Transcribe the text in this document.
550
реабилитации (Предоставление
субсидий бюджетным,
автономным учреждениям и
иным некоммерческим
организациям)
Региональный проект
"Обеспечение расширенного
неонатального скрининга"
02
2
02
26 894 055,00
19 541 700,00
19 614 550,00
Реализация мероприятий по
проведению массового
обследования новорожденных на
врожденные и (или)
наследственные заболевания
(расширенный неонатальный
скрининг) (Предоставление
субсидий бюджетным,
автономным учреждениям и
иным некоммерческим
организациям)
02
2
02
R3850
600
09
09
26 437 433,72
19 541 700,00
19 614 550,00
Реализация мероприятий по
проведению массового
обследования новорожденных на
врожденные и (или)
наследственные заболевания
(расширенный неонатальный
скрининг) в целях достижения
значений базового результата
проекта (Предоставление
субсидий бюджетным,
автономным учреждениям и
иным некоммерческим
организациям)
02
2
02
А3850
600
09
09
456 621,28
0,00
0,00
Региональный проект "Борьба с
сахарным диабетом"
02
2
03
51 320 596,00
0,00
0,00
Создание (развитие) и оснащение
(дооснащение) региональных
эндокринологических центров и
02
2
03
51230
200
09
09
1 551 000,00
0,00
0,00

● ● ●

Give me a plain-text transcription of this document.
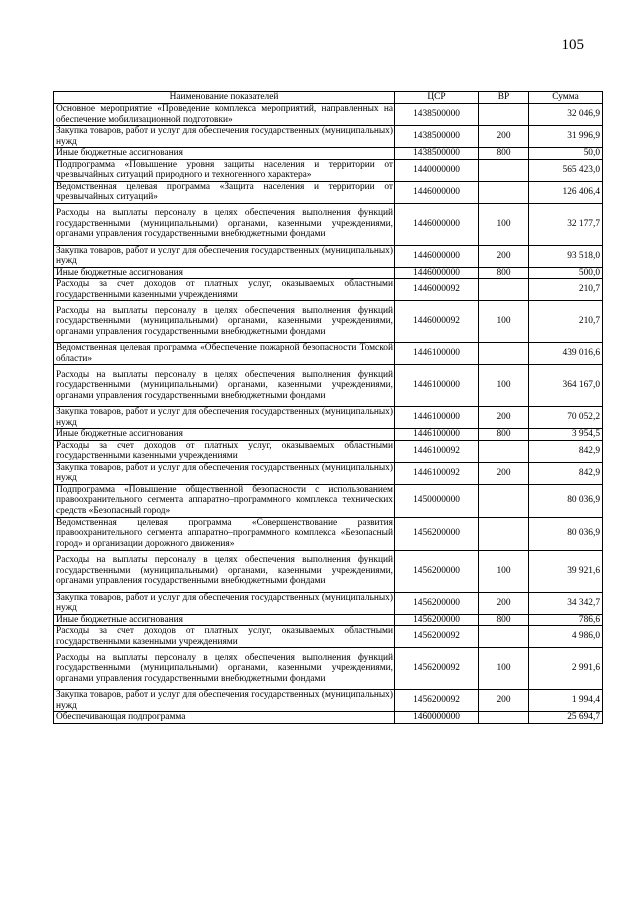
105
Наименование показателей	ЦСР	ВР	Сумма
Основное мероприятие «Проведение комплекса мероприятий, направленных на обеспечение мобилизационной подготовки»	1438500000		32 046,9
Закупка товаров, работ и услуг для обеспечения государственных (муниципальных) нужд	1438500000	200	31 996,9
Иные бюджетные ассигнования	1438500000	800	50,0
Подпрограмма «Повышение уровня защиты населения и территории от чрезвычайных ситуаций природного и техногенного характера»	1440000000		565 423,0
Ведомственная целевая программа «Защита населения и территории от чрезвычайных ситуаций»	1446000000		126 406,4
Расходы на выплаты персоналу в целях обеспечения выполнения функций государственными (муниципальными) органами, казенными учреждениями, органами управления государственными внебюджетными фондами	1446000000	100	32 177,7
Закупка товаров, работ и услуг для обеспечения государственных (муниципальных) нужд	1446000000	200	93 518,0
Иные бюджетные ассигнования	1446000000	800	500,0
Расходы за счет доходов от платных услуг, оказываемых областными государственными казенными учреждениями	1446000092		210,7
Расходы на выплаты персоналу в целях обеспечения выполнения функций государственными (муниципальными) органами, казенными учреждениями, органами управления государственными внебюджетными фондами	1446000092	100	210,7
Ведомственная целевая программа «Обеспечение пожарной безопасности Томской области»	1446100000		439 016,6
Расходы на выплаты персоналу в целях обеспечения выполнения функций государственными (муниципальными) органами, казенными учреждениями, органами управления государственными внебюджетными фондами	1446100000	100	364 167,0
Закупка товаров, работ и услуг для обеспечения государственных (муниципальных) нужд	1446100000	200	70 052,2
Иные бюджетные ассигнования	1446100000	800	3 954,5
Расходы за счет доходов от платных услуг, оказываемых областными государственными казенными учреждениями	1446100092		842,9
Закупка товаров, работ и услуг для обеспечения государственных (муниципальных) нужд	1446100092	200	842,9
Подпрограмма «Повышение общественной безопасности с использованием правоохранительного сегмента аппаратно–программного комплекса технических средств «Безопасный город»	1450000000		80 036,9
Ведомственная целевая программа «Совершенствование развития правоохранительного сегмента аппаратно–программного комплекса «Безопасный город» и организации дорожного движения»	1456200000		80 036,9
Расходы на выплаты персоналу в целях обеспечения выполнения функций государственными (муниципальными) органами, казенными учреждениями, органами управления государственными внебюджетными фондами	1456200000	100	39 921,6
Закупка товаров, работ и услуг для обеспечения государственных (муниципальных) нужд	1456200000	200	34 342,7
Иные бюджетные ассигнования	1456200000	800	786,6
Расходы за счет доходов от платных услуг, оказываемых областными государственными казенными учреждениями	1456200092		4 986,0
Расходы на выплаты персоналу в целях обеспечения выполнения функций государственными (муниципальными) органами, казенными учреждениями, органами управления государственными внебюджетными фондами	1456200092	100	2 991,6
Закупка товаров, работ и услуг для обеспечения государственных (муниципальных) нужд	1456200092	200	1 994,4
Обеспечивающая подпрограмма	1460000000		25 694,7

● ● ●

Stated exercise: Take each line containing the string "областными" and copy it out.

Result:
Расходы за счет доходов от платных услуг, оказываемых областными государственными казенными учреждениями	1446000092		210,7
Расходы за счет доходов от платных услуг, оказываемых областными государственными казенными учреждениями	1446100092		842,9
Расходы за счет доходов от платных услуг, оказываемых областными государственными казенными учреждениями	1456200092		4 986,0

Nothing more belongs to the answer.